PROBLEM TO WORK ON: Answer with one number: the count of lines in the listing below that hold the word "this".

## begin DATA SUPPLIED

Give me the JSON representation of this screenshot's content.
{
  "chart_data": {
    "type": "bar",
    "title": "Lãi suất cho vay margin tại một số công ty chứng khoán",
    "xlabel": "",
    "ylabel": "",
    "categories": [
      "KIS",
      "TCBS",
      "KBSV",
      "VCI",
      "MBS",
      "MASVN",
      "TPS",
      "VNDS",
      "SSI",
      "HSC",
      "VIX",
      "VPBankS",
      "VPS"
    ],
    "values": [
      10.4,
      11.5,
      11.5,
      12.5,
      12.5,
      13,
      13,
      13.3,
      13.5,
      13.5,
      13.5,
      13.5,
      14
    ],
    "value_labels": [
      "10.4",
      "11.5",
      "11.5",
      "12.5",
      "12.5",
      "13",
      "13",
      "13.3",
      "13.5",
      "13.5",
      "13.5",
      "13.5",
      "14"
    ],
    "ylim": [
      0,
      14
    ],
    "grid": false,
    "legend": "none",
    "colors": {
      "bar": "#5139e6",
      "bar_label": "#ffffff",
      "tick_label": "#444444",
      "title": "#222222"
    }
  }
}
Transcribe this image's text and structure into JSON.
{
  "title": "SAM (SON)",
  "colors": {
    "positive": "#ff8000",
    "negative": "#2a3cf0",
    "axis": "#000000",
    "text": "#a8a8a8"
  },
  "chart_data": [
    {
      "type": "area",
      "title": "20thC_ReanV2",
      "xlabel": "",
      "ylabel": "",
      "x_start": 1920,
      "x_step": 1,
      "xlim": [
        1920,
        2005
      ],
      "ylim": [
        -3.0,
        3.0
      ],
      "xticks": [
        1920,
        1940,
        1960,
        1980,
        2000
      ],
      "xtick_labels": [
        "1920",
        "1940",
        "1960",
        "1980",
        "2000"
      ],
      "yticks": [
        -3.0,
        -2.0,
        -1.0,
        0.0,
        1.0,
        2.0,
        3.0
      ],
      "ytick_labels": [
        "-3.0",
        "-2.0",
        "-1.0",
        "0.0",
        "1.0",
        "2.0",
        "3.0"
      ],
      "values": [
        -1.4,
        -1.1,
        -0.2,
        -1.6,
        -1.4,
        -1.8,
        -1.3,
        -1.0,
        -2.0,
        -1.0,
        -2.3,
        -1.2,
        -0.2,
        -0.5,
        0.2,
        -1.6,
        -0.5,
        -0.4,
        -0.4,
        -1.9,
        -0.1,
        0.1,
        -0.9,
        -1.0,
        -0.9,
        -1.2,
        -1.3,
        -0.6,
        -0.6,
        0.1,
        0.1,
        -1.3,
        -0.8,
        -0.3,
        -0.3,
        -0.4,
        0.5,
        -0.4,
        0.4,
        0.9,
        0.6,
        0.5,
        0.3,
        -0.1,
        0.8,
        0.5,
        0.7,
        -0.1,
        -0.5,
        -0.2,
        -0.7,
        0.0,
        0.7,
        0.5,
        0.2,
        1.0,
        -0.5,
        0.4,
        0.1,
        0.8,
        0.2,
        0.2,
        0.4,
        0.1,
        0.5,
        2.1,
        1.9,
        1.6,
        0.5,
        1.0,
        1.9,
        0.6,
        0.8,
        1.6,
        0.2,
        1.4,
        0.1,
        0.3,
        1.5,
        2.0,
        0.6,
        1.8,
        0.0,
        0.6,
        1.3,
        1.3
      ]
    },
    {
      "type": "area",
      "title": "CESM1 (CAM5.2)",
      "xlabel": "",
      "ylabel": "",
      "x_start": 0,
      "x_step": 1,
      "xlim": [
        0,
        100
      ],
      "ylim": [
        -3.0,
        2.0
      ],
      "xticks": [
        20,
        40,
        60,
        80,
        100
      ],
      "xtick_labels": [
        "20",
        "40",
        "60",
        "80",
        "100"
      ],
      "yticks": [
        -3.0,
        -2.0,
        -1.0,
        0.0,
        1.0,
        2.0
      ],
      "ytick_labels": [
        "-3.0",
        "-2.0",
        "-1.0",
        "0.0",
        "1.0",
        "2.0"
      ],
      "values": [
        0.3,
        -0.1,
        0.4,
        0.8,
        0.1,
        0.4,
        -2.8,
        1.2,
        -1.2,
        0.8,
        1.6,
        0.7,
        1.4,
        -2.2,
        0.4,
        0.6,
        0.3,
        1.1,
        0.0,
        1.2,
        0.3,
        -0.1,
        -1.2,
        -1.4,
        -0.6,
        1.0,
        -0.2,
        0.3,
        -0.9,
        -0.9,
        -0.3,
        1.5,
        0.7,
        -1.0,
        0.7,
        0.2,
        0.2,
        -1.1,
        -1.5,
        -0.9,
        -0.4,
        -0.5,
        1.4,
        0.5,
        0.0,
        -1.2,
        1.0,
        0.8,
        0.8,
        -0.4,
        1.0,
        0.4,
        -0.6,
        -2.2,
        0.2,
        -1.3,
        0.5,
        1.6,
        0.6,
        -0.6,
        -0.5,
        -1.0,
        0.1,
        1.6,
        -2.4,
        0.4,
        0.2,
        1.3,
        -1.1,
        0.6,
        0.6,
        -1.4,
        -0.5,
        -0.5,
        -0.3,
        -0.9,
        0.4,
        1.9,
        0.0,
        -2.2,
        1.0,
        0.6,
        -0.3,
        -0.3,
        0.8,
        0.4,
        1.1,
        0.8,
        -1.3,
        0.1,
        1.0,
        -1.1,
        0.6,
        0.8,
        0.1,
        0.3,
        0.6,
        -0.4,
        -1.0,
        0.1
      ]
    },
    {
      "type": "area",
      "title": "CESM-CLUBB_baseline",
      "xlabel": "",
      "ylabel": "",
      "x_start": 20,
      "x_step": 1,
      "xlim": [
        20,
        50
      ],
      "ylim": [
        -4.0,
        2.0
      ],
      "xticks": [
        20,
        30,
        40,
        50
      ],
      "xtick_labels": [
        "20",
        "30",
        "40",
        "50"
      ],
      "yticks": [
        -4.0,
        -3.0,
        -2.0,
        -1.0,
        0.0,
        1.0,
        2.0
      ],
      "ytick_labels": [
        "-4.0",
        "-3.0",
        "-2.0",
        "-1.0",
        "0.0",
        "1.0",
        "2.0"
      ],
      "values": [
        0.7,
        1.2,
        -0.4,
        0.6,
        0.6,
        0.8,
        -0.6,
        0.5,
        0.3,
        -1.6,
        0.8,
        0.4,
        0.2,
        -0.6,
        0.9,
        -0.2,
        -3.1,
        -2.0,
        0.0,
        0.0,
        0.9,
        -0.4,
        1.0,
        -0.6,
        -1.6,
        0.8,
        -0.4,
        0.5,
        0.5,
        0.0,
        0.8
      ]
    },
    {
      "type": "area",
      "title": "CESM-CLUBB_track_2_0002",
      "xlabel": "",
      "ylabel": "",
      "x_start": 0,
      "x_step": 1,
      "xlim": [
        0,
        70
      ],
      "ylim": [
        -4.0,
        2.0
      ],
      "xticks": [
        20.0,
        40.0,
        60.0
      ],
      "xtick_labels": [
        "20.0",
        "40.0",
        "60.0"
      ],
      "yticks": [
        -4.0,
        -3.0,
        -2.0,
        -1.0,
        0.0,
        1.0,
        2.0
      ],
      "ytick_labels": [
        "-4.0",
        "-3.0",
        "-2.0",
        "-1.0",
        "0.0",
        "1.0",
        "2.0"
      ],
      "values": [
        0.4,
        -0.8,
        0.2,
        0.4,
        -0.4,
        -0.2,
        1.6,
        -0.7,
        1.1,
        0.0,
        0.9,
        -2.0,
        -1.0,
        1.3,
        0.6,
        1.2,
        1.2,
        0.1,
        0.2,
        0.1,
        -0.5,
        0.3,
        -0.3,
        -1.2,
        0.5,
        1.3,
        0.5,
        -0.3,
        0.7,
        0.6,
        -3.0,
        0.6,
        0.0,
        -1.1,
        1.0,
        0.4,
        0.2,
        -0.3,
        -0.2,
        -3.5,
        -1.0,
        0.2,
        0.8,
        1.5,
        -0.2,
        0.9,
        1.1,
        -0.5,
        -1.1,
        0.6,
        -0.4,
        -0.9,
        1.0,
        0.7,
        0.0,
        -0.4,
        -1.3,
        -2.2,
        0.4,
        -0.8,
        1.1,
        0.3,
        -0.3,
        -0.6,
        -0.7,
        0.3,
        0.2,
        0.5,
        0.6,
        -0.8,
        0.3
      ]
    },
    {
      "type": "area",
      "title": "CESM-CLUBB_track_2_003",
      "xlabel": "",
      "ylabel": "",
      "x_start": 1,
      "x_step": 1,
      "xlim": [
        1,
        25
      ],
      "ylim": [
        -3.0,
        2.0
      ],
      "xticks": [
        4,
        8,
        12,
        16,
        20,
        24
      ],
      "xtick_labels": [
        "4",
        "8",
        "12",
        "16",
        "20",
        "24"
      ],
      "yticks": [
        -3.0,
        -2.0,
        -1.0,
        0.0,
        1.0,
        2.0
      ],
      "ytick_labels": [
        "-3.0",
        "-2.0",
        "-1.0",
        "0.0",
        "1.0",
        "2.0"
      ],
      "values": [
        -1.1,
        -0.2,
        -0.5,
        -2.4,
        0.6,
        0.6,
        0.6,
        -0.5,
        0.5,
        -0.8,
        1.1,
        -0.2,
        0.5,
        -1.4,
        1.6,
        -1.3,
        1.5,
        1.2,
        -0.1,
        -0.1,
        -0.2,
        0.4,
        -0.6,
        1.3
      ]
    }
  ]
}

## end DATA SUPPLIED

OUTPUT BELOW: 2